Task goal ▸
Only lines holding the word "output" should be copied from the material.

Data supplied ▸
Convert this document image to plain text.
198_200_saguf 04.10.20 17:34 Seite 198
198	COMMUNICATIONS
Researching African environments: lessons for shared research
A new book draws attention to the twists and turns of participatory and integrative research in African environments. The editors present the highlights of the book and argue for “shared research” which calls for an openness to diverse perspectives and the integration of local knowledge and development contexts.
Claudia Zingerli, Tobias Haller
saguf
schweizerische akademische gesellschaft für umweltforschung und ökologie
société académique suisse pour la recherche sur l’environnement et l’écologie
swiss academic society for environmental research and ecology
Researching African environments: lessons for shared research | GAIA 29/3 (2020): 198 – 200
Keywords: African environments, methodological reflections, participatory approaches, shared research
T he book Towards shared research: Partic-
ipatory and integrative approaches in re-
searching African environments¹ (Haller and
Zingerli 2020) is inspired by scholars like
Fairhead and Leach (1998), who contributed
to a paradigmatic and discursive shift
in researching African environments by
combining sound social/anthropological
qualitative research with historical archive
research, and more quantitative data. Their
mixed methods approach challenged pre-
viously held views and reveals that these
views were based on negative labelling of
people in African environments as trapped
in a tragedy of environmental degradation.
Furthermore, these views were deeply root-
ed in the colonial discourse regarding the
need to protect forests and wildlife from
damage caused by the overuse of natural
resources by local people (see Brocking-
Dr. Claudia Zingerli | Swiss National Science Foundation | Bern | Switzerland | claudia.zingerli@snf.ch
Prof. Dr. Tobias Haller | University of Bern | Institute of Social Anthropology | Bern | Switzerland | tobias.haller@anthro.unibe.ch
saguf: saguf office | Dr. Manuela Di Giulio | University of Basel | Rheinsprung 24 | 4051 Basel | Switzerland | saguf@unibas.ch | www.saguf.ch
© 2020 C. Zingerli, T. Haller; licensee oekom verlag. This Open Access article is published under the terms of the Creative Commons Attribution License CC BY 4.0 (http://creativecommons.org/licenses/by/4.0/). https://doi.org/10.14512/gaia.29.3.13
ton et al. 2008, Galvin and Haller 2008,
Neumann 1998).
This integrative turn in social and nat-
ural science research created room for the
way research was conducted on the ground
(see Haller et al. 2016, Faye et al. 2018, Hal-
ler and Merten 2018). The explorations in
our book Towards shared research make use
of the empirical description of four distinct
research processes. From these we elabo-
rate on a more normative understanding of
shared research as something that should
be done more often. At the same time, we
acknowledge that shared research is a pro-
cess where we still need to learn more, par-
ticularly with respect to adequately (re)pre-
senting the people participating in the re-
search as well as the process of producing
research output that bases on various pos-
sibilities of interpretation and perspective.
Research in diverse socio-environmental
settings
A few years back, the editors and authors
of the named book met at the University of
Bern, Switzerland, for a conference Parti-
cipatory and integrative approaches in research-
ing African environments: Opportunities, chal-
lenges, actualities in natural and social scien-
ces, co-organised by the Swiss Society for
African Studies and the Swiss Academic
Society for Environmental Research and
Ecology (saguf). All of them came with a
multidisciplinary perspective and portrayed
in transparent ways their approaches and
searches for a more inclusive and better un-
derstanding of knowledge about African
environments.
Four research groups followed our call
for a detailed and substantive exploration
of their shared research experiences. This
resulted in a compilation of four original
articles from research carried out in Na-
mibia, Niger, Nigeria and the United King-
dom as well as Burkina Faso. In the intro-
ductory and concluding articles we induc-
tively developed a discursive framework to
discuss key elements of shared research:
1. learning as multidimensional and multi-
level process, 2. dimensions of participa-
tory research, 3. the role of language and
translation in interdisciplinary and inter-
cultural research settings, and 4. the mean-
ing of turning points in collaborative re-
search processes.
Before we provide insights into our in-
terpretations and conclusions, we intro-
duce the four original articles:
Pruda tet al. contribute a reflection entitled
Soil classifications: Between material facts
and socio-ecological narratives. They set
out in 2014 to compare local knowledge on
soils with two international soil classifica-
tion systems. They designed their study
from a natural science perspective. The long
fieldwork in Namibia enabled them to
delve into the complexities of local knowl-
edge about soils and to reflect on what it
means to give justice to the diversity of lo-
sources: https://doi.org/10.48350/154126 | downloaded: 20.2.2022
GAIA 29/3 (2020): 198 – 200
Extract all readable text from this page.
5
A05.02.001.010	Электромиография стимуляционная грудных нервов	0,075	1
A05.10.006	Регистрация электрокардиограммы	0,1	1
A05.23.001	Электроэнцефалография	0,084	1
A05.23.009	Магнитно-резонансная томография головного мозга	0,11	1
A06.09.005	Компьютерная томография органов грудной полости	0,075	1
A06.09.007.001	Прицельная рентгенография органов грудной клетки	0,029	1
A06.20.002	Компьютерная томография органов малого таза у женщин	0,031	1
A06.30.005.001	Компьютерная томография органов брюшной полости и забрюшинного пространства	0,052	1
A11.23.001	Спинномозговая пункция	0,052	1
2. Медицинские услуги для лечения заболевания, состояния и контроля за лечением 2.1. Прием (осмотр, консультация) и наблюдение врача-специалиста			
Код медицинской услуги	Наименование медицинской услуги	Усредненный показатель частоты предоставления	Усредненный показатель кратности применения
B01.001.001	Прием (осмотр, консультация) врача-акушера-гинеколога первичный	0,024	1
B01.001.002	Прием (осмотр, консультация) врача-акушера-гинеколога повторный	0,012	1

---

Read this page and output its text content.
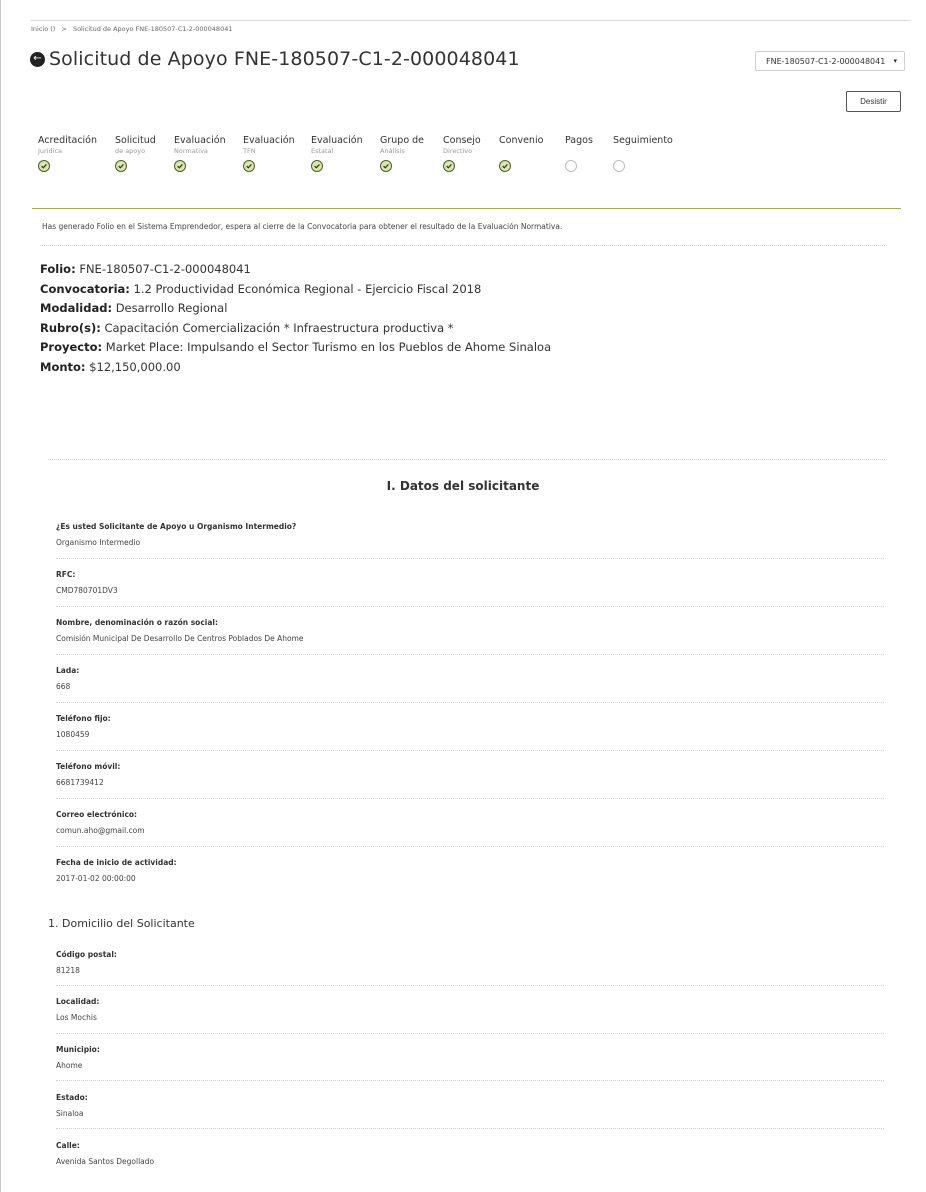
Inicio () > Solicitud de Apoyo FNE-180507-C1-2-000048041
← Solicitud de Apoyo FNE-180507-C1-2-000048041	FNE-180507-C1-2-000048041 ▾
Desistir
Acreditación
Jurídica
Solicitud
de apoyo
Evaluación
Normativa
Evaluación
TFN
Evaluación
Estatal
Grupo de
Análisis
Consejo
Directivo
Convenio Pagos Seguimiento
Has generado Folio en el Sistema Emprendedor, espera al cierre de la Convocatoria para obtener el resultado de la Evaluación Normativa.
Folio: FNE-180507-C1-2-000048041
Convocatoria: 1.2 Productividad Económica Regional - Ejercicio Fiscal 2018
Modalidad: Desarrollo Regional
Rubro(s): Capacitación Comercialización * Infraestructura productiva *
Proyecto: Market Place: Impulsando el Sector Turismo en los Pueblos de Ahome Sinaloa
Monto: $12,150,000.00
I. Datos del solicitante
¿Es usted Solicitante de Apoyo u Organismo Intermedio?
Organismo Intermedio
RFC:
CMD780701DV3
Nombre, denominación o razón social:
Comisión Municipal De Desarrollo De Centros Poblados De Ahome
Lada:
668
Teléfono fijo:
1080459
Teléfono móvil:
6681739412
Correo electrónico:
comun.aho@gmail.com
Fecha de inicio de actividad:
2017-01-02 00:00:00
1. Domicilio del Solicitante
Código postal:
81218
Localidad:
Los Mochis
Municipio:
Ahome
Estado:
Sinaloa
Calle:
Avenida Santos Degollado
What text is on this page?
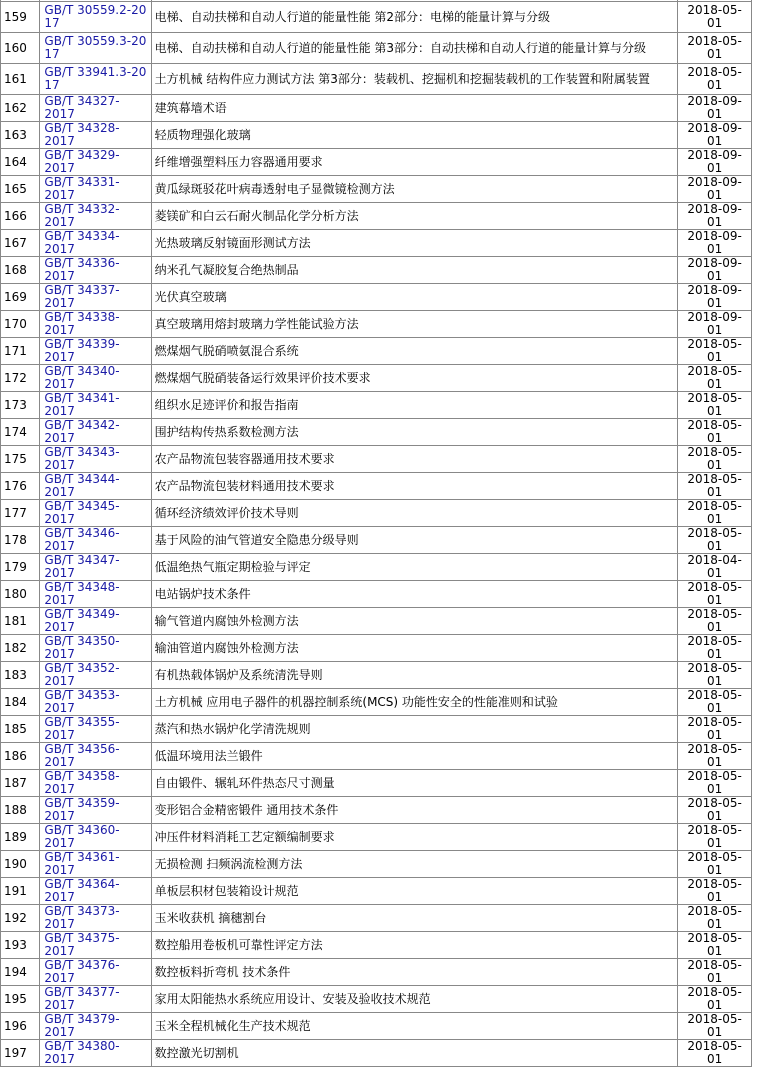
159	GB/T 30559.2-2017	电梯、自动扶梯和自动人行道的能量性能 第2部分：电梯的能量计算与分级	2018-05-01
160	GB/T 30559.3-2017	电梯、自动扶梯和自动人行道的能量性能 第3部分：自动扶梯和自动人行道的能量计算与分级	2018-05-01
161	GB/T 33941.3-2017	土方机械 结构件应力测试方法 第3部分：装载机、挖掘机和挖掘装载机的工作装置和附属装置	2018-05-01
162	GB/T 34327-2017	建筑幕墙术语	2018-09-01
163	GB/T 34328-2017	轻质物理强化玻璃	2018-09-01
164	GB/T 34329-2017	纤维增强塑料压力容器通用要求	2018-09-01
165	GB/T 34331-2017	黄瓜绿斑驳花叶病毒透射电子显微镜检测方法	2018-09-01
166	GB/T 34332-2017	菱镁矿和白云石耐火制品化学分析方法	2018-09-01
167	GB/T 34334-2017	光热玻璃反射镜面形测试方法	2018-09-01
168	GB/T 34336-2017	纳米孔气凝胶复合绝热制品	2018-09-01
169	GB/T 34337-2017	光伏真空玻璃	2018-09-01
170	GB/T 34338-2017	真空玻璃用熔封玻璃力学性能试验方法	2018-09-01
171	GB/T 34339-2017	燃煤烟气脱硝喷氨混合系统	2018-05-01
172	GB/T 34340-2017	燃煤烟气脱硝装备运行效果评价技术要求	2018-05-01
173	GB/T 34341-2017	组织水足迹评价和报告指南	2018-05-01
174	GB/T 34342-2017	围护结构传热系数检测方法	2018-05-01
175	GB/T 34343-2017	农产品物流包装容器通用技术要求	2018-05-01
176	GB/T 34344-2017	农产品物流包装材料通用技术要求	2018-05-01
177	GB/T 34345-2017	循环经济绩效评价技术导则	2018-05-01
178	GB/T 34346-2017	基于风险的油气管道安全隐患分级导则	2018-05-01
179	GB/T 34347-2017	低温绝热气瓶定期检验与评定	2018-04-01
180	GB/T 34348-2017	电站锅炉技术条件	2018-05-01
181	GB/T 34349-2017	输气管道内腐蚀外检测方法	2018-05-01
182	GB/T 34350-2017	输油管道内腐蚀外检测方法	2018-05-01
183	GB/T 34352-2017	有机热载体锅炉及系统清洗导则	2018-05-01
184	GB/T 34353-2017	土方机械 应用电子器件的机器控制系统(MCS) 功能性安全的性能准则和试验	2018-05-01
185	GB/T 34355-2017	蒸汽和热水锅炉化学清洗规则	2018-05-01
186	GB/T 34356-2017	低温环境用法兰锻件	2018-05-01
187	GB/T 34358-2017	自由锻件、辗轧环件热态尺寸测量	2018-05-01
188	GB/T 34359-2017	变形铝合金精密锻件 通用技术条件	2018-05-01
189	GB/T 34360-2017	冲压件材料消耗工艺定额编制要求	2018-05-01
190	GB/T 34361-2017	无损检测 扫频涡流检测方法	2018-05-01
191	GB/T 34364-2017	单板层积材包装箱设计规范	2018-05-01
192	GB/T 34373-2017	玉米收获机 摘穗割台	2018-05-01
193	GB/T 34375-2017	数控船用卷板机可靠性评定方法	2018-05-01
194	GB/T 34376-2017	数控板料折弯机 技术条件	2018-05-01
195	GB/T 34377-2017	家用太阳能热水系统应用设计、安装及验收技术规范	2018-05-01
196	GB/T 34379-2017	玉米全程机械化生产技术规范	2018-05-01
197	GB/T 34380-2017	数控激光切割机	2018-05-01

Completed task ▸
research output that bases on various pos-
Read this page and output its text content.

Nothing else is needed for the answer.